Write out all the entries word for word, but skip any images.

◆ **GIVEN DATA**
+---+

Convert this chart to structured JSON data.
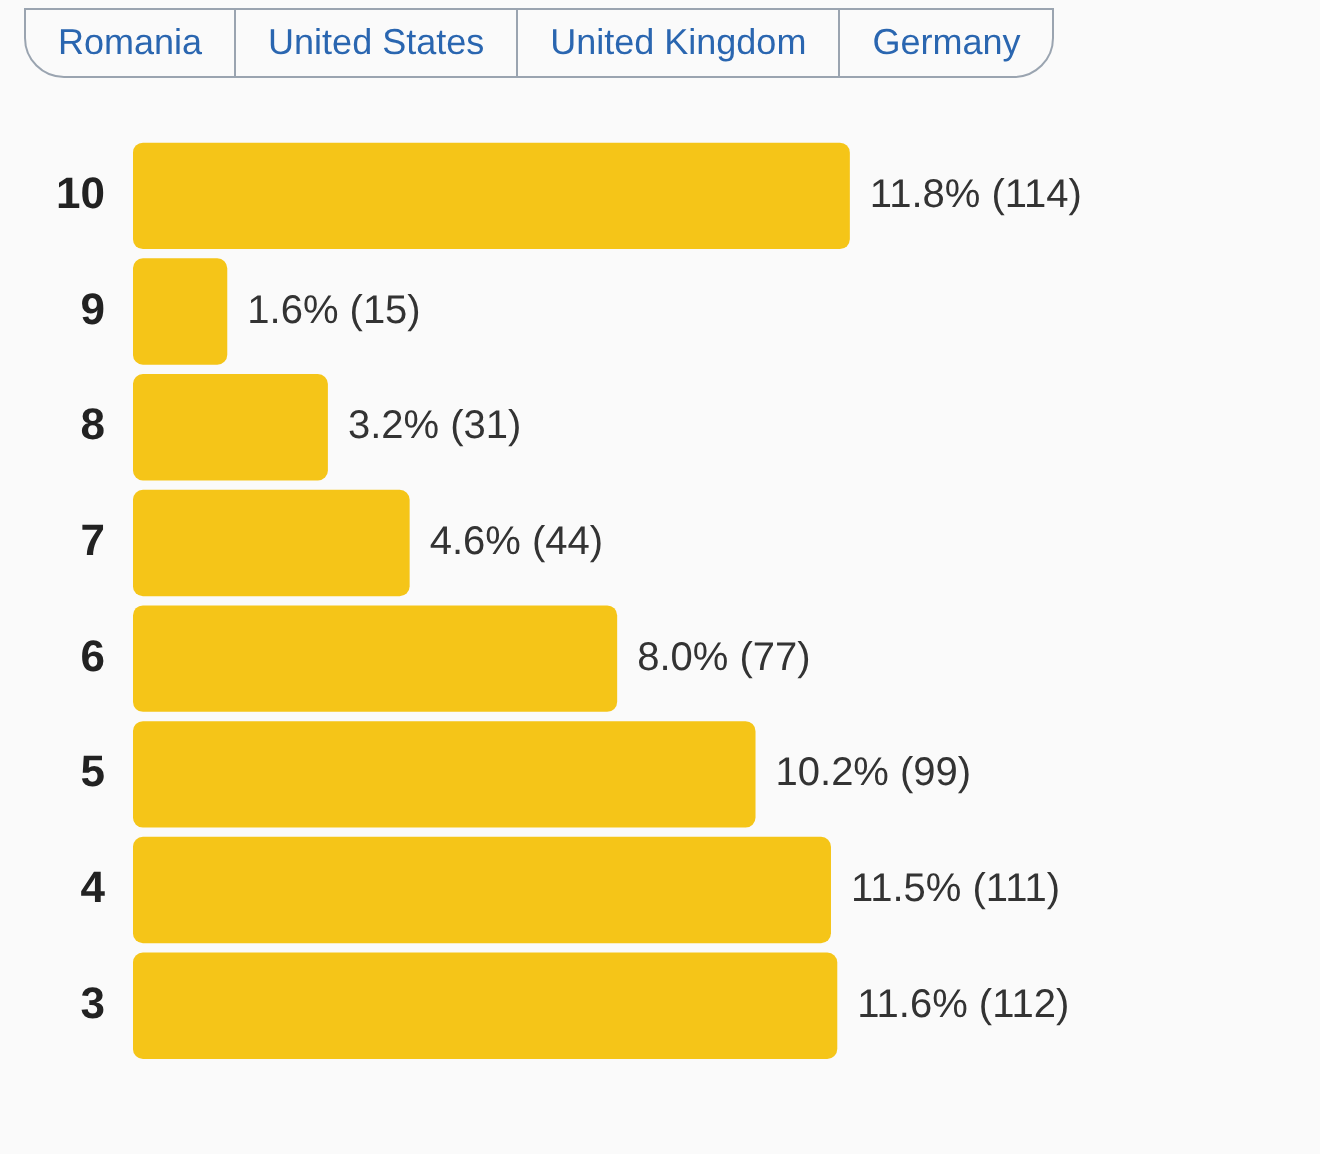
{
  "chart_data": {
    "type": "bar",
    "orientation": "horizontal",
    "categories": [
      "10",
      "9",
      "8",
      "7",
      "6",
      "5",
      "4",
      "3"
    ],
    "values": [
      114,
      15,
      31,
      44,
      77,
      99,
      111,
      112
    ],
    "value_labels": [
      "11.8% (114)",
      "1.6% (15)",
      "3.2% (31)",
      "4.6% (44)",
      "8.0% (77)",
      "10.2% (99)",
      "11.5% (111)",
      "11.6% (112)"
    ],
    "color": "#f5c518",
    "grid": false,
    "legend": false,
    "tick_labels": "y",
    "annotations": [
      "Romania",
      "United States",
      "United Kingdom",
      "Germany"
    ]
  }
}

+---+

◆ **FULL SOLUTION**
Convert this chart to structured JSON data.
{
  "chart_data": {
    "type": "bar",
    "orientation": "horizontal",
    "categories": [
      "10",
      "9",
      "8",
      "7",
      "6",
      "5",
      "4",
      "3"
    ],
    "values": [
      114,
      15,
      31,
      44,
      77,
      99,
      111,
      112
    ],
    "value_labels": [
      "11.8% (114)",
      "1.6% (15)",
      "3.2% (31)",
      "4.6% (44)",
      "8.0% (77)",
      "10.2% (99)",
      "11.5% (111)",
      "11.6% (112)"
    ],
    "color": "#f5c518",
    "grid": false,
    "legend": false,
    "tick_labels": "y",
    "annotations": [
      "Romania",
      "United States",
      "United Kingdom",
      "Germany"
    ]
  }
}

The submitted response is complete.